Where a line of the listing below includes the word "chung", reproduce that line.

—————

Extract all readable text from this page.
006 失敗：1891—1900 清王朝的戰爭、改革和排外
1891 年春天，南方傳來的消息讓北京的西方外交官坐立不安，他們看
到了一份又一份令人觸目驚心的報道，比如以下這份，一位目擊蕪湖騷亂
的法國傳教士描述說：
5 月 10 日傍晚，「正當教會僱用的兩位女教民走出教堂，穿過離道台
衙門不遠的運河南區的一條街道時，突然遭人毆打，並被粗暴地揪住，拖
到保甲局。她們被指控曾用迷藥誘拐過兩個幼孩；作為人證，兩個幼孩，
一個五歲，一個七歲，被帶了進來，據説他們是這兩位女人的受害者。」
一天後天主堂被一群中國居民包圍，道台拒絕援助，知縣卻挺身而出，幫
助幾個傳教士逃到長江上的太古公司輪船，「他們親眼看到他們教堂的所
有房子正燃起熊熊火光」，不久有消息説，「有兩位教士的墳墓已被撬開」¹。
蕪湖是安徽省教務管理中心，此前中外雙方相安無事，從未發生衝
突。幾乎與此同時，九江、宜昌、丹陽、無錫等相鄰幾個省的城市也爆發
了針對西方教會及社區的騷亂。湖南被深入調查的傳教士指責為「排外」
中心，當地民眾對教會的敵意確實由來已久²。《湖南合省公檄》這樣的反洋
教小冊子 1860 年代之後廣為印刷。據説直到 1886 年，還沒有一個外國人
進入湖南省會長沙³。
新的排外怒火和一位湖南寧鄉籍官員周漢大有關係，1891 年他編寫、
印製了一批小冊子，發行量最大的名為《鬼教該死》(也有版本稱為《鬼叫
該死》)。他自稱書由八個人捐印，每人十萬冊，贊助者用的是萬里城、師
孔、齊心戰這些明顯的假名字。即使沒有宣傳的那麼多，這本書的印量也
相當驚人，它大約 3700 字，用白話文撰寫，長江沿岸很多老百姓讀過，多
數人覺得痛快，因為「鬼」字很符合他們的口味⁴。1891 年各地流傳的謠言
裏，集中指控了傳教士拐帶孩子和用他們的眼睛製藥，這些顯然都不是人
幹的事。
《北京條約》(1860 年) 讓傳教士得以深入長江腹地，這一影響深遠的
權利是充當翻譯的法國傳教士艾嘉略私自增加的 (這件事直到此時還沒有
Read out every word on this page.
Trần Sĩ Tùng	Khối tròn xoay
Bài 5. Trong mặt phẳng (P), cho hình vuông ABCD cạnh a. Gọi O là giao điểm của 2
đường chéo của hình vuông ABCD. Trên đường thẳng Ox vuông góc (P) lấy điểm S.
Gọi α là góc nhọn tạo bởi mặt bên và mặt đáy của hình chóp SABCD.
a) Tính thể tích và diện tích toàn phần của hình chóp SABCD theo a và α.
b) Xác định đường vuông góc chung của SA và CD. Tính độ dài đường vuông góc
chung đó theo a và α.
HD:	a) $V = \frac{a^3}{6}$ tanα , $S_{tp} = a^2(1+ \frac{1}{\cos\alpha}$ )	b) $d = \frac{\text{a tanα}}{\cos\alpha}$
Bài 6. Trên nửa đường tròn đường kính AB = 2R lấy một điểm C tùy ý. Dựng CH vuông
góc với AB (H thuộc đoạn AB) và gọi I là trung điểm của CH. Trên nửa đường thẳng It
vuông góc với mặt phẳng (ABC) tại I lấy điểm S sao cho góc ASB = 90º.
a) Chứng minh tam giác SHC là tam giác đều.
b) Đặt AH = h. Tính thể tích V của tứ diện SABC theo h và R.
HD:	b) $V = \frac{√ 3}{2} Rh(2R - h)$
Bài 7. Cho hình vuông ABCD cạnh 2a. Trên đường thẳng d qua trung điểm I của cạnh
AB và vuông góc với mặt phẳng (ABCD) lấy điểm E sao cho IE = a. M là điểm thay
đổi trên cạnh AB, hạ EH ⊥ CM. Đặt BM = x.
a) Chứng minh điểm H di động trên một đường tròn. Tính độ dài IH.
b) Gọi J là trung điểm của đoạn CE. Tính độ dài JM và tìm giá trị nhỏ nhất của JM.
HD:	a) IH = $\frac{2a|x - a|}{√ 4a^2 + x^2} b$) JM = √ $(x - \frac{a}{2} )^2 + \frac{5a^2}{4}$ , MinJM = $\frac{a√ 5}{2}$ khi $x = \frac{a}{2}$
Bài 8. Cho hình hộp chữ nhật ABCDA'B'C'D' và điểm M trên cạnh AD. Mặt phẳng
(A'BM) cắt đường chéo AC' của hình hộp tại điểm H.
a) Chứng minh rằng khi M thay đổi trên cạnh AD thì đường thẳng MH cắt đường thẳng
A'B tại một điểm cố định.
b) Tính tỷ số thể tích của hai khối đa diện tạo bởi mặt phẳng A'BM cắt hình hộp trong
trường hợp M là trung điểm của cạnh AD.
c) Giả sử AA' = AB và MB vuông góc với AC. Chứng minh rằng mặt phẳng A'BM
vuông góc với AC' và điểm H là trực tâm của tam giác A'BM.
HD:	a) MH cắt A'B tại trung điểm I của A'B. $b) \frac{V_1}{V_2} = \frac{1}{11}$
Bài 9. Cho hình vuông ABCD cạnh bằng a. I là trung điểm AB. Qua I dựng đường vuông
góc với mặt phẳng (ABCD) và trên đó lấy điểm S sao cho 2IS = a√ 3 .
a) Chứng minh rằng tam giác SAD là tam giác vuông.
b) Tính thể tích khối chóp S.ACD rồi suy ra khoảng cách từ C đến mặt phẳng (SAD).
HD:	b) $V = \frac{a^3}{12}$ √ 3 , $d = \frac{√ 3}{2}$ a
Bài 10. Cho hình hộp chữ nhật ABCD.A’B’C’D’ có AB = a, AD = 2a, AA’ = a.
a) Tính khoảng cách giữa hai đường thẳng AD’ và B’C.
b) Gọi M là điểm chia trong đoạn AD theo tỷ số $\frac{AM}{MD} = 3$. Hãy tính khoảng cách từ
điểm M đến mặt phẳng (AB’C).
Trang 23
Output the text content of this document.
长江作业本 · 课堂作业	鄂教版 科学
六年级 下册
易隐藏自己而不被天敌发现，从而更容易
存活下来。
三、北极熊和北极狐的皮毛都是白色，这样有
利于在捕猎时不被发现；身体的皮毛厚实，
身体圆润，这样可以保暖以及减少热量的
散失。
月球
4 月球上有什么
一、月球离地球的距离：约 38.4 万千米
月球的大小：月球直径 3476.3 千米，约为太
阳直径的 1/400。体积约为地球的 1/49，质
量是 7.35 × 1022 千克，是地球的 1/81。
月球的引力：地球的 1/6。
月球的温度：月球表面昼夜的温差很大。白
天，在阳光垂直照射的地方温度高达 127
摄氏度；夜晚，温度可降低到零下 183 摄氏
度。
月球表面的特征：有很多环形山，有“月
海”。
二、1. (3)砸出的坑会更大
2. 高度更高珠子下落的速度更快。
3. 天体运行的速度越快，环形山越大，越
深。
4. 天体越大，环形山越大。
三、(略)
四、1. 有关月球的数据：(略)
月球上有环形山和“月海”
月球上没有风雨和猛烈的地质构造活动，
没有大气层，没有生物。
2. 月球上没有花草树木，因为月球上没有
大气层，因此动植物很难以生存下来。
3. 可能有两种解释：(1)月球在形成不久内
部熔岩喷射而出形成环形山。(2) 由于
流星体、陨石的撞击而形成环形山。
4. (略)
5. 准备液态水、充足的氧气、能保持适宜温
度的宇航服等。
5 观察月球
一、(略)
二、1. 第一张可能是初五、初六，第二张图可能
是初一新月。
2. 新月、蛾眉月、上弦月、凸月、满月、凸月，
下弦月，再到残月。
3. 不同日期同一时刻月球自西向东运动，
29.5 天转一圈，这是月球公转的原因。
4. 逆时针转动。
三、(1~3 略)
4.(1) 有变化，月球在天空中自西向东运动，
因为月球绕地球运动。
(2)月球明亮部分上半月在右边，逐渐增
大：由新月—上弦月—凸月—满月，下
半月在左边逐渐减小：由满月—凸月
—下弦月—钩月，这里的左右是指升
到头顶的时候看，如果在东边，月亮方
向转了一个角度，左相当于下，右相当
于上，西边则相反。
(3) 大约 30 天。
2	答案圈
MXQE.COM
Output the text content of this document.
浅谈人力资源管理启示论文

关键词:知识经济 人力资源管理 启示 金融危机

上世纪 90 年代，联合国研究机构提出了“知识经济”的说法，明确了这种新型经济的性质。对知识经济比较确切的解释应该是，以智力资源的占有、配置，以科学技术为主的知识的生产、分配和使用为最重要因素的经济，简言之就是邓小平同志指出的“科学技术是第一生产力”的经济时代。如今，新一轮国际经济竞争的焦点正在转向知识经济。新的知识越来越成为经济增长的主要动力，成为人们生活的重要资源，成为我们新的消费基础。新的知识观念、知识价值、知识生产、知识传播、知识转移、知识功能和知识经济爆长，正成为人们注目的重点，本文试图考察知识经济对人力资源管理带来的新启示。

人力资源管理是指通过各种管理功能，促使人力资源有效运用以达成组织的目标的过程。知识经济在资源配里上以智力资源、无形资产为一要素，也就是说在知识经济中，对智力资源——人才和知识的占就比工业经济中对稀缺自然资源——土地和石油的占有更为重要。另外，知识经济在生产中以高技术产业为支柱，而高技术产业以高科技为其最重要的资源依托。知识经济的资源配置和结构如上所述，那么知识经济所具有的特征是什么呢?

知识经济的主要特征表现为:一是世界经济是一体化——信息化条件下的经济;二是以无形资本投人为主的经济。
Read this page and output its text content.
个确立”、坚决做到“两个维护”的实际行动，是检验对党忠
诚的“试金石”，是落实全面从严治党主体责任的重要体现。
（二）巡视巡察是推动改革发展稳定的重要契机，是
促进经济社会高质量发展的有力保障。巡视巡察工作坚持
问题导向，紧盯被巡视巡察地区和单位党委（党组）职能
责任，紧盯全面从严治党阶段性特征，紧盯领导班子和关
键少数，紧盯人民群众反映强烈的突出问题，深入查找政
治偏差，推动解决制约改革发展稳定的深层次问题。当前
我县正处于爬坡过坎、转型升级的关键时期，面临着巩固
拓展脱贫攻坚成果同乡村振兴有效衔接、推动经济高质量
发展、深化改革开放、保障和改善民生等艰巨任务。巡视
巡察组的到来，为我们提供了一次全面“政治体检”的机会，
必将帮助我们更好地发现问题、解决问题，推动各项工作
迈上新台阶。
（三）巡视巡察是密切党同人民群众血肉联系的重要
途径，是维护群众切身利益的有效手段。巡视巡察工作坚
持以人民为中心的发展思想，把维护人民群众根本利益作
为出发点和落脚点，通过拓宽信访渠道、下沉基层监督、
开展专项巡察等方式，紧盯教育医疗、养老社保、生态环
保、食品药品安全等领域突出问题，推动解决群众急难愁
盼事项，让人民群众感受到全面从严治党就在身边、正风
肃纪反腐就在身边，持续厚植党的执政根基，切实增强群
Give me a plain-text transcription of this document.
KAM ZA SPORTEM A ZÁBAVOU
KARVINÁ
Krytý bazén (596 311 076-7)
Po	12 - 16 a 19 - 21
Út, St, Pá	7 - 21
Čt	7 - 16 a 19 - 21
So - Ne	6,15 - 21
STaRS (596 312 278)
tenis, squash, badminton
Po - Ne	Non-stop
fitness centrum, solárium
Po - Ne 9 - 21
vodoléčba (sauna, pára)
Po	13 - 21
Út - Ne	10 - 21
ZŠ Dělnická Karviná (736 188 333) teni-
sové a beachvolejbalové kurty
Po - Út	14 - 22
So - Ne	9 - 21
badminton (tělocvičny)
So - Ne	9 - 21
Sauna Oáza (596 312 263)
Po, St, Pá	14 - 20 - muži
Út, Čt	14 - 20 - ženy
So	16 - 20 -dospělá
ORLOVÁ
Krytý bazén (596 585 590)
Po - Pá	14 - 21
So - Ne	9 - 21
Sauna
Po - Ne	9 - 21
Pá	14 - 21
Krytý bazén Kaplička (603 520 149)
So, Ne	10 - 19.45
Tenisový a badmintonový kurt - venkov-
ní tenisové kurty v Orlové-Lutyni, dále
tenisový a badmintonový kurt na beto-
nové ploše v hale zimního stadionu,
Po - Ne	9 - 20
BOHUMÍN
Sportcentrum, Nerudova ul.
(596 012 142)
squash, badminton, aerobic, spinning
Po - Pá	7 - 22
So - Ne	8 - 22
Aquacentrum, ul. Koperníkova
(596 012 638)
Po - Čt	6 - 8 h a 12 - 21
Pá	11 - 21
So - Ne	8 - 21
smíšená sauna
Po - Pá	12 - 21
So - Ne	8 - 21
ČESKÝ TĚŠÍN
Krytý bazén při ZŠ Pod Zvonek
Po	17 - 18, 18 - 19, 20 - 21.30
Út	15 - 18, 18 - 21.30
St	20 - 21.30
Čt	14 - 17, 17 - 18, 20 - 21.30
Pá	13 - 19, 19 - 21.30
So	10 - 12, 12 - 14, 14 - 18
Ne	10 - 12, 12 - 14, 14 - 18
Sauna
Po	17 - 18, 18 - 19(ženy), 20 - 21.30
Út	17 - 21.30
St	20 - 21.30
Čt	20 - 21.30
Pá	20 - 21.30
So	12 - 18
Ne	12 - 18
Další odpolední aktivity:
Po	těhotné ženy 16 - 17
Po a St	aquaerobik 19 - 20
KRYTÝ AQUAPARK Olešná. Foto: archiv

—————

_EXERCISE RESULT_
b) Xác định đường vuông góc chung của SA và CD. Tính độ dài đường vuông góc
chung đó theo a và α.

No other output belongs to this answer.